● WRITTEN PROBLEM: Find each line containing the word "通过访问成功人士" and report how many there are. Add nothing else.

________________________________________

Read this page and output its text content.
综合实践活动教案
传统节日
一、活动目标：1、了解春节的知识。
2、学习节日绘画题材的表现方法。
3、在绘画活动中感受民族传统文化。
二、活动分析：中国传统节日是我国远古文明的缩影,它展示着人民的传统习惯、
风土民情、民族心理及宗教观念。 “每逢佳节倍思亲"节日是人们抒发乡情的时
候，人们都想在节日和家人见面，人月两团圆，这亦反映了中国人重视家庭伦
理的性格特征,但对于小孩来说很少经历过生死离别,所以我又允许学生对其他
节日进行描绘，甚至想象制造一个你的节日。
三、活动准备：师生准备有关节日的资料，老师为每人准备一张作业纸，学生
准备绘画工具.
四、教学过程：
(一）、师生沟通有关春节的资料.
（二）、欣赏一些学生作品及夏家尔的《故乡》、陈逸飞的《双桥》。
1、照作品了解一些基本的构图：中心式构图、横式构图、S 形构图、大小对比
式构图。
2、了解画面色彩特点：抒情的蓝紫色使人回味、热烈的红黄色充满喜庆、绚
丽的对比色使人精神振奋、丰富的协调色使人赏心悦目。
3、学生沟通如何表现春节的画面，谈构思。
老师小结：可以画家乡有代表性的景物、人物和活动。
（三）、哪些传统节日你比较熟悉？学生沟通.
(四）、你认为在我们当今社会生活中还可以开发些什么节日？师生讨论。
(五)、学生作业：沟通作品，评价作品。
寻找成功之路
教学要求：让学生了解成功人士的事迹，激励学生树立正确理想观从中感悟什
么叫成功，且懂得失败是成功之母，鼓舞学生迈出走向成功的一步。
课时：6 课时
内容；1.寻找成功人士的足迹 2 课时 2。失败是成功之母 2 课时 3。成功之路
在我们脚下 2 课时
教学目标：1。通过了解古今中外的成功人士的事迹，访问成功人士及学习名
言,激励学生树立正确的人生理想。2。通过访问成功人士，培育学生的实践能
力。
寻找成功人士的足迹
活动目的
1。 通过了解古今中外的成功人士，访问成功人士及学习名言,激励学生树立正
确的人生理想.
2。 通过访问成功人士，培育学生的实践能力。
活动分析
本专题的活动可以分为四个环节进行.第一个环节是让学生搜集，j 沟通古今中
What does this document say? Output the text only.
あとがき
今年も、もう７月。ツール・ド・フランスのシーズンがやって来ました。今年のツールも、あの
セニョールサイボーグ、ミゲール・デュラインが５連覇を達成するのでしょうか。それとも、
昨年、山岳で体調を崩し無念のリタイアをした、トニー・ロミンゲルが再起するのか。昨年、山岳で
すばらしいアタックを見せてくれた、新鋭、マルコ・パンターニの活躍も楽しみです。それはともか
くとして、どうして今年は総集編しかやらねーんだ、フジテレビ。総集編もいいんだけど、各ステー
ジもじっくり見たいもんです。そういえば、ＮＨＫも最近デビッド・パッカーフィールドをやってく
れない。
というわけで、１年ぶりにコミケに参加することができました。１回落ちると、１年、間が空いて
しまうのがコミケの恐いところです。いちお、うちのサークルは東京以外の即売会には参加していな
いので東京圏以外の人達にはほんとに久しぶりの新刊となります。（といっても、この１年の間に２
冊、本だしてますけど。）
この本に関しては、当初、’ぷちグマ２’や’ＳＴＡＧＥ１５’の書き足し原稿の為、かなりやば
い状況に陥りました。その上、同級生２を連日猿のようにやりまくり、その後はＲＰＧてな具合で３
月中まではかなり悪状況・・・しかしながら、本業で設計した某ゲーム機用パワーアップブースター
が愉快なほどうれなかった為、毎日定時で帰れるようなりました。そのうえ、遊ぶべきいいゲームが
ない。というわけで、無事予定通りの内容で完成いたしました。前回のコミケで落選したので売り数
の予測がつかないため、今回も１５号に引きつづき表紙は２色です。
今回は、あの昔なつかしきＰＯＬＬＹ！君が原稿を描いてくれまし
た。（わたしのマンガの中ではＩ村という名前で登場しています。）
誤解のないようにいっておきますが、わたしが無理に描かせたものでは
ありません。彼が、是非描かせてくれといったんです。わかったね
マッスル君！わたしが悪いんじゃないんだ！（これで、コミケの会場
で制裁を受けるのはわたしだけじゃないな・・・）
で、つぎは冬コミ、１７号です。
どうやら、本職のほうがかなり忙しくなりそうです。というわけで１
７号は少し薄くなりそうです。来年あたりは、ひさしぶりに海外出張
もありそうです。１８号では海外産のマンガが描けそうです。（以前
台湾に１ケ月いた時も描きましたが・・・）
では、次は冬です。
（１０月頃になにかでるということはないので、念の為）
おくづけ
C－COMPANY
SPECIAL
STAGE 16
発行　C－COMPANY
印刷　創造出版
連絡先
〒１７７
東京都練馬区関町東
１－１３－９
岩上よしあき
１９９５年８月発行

________________________________________

● OUTPUT OF THE EXERCISE: 2